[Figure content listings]
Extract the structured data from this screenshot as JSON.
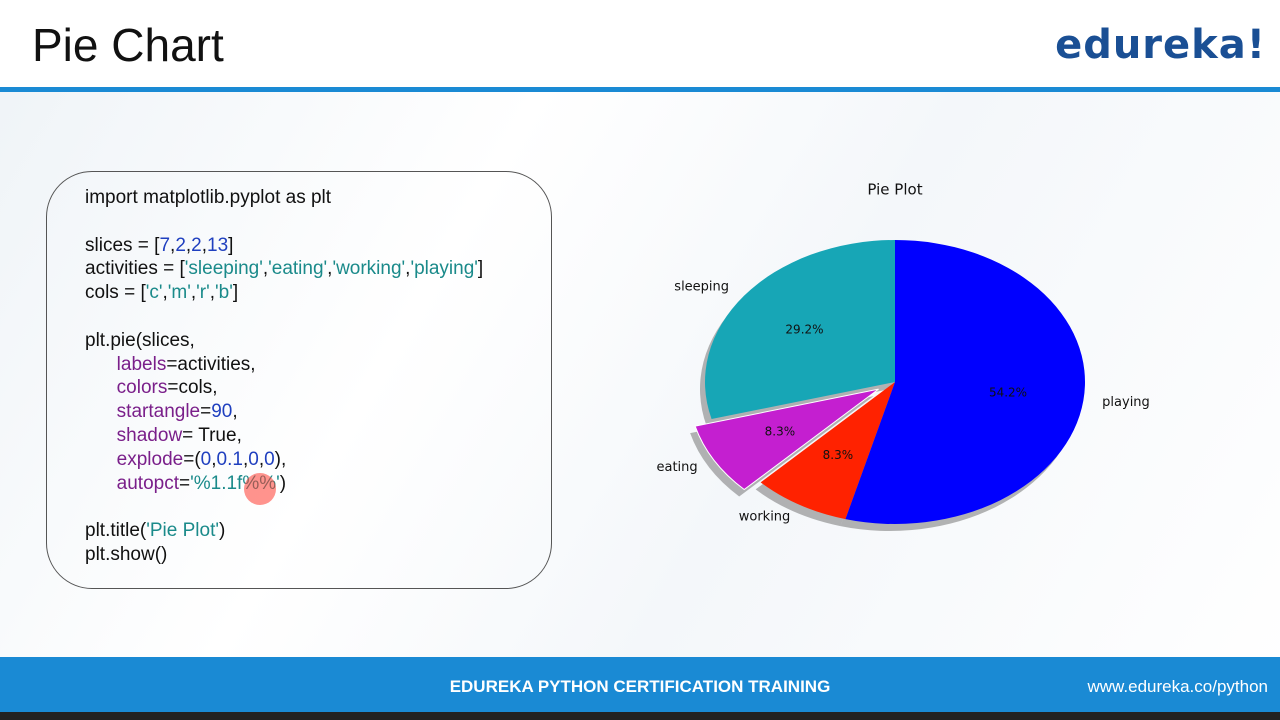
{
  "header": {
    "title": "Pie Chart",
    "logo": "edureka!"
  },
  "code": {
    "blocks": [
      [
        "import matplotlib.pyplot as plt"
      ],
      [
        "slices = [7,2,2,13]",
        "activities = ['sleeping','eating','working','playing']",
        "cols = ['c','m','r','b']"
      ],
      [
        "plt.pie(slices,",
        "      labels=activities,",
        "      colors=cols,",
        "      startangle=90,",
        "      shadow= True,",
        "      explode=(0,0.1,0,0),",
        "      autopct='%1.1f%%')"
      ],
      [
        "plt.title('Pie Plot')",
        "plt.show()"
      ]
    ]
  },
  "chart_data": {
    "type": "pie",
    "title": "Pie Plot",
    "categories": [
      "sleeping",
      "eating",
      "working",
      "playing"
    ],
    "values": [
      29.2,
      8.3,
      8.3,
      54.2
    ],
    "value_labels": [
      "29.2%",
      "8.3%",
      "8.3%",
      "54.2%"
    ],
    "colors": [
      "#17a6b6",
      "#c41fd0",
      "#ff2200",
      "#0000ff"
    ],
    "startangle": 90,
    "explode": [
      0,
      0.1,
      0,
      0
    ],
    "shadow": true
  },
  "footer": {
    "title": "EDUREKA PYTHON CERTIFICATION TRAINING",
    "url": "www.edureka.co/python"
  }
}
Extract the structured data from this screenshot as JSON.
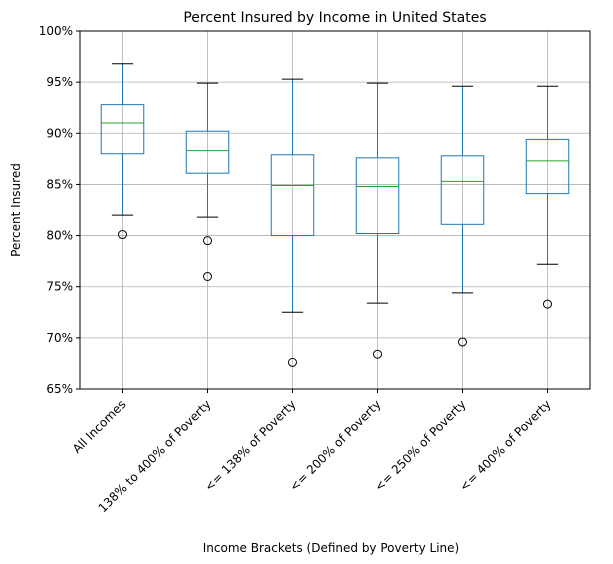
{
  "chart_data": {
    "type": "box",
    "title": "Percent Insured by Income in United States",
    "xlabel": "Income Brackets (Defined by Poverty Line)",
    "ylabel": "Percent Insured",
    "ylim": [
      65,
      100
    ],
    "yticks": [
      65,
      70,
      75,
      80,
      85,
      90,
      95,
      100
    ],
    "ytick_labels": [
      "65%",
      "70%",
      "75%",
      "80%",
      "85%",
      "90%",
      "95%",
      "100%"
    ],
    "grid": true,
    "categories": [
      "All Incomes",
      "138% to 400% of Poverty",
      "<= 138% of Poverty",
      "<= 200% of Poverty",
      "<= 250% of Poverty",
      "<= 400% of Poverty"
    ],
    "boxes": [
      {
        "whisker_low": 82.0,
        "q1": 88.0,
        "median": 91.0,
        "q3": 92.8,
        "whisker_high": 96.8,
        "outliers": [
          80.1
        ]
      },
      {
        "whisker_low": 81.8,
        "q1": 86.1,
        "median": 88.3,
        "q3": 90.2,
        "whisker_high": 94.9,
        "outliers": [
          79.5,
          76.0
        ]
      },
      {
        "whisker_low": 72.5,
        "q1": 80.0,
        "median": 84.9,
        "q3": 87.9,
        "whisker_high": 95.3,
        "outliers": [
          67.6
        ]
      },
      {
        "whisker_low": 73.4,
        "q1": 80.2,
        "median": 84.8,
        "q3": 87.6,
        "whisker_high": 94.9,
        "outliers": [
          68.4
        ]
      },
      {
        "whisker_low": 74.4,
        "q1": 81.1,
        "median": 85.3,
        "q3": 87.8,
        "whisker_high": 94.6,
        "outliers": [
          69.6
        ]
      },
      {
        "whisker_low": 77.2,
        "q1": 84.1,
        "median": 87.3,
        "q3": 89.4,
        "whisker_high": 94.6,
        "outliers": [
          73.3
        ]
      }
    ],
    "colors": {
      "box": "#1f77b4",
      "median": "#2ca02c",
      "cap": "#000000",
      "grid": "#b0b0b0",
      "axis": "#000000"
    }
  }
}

> **Challenge**
Transcribe each entry precisely as given, leaving the pictures out.

> **Solution below**
Extract the structured data from this screenshot as JSON.
{
  "header": {
    "title": "Pie Chart",
    "logo": "edureka!"
  },
  "code": {
    "blocks": [
      [
        "import matplotlib.pyplot as plt"
      ],
      [
        "slices = [7,2,2,13]",
        "activities = ['sleeping','eating','working','playing']",
        "cols = ['c','m','r','b']"
      ],
      [
        "plt.pie(slices,",
        "      labels=activities,",
        "      colors=cols,",
        "      startangle=90,",
        "      shadow= True,",
        "      explode=(0,0.1,0,0),",
        "      autopct='%1.1f%%')"
      ],
      [
        "plt.title('Pie Plot')",
        "plt.show()"
      ]
    ]
  },
  "chart_data": {
    "type": "pie",
    "title": "Pie Plot",
    "categories": [
      "sleeping",
      "eating",
      "working",
      "playing"
    ],
    "values": [
      29.2,
      8.3,
      8.3,
      54.2
    ],
    "value_labels": [
      "29.2%",
      "8.3%",
      "8.3%",
      "54.2%"
    ],
    "colors": [
      "#17a6b6",
      "#c41fd0",
      "#ff2200",
      "#0000ff"
    ],
    "startangle": 90,
    "explode": [
      0,
      0.1,
      0,
      0
    ],
    "shadow": true
  },
  "footer": {
    "title": "EDUREKA PYTHON CERTIFICATION TRAINING",
    "url": "www.edureka.co/python"
  }
}
Extract the structured data from this screenshot as JSON.
{
  "chart_data": {
    "type": "box",
    "title": "Percent Insured by Income in United States",
    "xlabel": "Income Brackets (Defined by Poverty Line)",
    "ylabel": "Percent Insured",
    "ylim": [
      65,
      100
    ],
    "yticks": [
      65,
      70,
      75,
      80,
      85,
      90,
      95,
      100
    ],
    "ytick_labels": [
      "65%",
      "70%",
      "75%",
      "80%",
      "85%",
      "90%",
      "95%",
      "100%"
    ],
    "grid": true,
    "categories": [
      "All Incomes",
      "138% to 400% of Poverty",
      "<= 138% of Poverty",
      "<= 200% of Poverty",
      "<= 250% of Poverty",
      "<= 400% of Poverty"
    ],
    "boxes": [
      {
        "whisker_low": 82.0,
        "q1": 88.0,
        "median": 91.0,
        "q3": 92.8,
        "whisker_high": 96.8,
        "outliers": [
          80.1
        ]
      },
      {
        "whisker_low": 81.8,
        "q1": 86.1,
        "median": 88.3,
        "q3": 90.2,
        "whisker_high": 94.9,
        "outliers": [
          79.5,
          76.0
        ]
      },
      {
        "whisker_low": 72.5,
        "q1": 80.0,
        "median": 84.9,
        "q3": 87.9,
        "whisker_high": 95.3,
        "outliers": [
          67.6
        ]
      },
      {
        "whisker_low": 73.4,
        "q1": 80.2,
        "median": 84.8,
        "q3": 87.6,
        "whisker_high": 94.9,
        "outliers": [
          68.4
        ]
      },
      {
        "whisker_low": 74.4,
        "q1": 81.1,
        "median": 85.3,
        "q3": 87.8,
        "whisker_high": 94.6,
        "outliers": [
          69.6
        ]
      },
      {
        "whisker_low": 77.2,
        "q1": 84.1,
        "median": 87.3,
        "q3": 89.4,
        "whisker_high": 94.6,
        "outliers": [
          73.3
        ]
      }
    ],
    "colors": {
      "box": "#1f77b4",
      "median": "#2ca02c",
      "cap": "#000000",
      "grid": "#b0b0b0",
      "axis": "#000000"
    }
  }
}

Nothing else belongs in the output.